» **What is asked**: Review the listing and copy each line that holds the word "Hale".

» **Task material**:

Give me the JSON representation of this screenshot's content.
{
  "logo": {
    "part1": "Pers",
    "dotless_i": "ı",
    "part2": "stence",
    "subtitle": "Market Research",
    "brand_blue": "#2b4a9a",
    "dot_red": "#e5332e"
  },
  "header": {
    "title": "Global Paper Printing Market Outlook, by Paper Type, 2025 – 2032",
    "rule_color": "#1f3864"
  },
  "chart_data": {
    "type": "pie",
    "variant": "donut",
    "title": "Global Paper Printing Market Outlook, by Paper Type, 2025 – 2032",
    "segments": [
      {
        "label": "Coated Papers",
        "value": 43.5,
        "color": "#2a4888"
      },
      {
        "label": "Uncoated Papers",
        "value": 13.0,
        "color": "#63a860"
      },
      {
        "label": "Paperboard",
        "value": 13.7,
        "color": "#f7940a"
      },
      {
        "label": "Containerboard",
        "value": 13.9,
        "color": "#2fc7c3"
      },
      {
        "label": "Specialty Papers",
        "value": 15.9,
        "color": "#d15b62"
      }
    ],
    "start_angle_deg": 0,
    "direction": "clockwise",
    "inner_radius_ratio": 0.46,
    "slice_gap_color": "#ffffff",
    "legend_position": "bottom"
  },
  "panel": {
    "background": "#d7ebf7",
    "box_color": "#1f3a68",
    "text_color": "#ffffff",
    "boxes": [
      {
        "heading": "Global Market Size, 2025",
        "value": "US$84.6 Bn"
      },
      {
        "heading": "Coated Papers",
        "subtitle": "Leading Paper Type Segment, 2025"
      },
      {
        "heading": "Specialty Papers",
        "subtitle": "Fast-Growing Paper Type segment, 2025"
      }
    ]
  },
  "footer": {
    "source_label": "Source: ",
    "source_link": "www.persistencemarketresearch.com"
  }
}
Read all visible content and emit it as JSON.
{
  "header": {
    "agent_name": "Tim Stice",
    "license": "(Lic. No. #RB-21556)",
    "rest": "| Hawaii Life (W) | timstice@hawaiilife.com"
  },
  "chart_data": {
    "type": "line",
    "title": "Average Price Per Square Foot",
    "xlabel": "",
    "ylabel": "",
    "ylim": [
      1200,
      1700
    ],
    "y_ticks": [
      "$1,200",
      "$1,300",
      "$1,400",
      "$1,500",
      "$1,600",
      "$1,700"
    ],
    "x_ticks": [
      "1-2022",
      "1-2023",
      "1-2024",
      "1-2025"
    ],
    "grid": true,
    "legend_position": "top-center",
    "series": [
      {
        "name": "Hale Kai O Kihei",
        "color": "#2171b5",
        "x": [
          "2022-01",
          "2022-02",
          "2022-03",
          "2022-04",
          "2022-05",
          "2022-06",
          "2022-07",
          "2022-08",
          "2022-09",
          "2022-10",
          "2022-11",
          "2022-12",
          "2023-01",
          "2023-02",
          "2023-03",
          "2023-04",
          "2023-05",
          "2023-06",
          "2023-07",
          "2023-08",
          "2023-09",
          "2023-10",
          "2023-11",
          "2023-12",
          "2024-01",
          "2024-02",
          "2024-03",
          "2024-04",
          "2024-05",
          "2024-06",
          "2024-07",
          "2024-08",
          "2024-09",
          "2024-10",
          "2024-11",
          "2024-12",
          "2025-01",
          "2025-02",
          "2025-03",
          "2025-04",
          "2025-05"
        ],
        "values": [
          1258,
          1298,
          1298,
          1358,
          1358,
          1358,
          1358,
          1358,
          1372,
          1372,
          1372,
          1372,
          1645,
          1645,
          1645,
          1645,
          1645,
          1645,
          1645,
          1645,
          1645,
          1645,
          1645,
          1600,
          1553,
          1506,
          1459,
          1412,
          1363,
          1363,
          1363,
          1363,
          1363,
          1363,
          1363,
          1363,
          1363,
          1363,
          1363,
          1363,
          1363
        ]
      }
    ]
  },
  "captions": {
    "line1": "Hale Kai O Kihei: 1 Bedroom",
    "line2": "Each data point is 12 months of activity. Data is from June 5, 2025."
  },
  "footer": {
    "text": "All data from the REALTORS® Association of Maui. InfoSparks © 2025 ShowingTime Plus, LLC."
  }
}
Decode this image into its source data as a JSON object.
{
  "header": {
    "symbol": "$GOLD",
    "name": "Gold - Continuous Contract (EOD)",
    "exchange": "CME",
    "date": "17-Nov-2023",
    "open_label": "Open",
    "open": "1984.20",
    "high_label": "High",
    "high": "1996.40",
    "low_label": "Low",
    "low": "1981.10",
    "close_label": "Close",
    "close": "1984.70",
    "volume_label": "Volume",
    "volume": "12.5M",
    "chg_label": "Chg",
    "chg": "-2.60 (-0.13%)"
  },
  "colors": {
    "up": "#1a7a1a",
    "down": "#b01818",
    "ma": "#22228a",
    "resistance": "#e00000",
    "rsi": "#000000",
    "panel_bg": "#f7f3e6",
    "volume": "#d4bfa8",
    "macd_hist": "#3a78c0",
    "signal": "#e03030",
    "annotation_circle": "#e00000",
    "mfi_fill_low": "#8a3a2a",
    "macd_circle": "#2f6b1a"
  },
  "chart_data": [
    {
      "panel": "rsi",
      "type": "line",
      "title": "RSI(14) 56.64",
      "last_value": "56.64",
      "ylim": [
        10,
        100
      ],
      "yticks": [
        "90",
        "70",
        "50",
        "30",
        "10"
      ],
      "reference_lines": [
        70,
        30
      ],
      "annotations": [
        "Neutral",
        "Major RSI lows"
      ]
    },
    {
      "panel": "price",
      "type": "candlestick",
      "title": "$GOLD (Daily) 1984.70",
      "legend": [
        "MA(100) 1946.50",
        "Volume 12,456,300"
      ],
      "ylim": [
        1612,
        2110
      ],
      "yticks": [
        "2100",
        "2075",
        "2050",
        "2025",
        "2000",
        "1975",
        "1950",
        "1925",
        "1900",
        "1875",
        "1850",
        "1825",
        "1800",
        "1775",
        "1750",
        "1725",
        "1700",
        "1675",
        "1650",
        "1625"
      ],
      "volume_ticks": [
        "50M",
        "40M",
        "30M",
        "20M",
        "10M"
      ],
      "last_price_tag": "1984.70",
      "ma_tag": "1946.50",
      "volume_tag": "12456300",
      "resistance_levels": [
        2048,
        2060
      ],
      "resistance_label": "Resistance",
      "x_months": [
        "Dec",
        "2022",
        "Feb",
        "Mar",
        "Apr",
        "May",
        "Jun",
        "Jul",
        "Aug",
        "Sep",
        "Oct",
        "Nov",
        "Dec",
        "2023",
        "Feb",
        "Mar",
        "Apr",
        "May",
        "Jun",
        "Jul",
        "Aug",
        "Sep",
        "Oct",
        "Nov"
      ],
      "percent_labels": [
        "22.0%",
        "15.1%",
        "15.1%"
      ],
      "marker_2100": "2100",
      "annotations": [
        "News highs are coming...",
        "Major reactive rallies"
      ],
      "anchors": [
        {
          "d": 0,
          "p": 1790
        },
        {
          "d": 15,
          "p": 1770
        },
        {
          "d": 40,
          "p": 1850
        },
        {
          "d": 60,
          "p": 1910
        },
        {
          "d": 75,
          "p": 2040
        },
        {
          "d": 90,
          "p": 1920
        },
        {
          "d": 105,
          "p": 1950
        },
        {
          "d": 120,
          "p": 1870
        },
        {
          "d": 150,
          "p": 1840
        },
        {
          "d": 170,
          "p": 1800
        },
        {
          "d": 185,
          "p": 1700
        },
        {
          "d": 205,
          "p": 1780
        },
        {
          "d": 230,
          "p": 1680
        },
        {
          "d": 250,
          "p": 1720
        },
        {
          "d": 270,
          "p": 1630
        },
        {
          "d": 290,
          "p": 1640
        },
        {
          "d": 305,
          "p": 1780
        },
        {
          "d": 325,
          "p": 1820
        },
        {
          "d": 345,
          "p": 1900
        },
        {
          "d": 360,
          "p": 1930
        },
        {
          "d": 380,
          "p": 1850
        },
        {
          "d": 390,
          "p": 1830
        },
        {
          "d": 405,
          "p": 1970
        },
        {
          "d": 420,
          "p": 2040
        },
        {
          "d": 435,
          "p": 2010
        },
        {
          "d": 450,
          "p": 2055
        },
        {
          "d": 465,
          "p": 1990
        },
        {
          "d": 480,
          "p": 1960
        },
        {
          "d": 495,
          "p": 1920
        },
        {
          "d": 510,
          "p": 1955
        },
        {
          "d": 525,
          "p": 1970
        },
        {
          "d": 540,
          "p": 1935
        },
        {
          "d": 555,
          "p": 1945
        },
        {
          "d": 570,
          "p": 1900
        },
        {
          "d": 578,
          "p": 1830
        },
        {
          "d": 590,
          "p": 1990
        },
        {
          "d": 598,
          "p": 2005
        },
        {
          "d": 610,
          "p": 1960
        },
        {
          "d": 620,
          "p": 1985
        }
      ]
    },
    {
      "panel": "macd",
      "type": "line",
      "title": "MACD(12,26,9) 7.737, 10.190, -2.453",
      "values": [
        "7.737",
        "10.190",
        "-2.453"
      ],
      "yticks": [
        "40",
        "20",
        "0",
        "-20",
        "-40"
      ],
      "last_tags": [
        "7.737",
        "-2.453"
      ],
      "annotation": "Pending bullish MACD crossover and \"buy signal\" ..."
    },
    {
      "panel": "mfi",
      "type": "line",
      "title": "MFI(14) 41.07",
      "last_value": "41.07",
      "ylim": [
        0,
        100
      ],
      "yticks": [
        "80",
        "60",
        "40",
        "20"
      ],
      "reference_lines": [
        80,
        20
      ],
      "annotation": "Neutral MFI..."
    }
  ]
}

» **Full output**:
        "name": "Hale Kai O Kihei",
    "line1": "Hale Kai O Kihei: 1 Bedroom",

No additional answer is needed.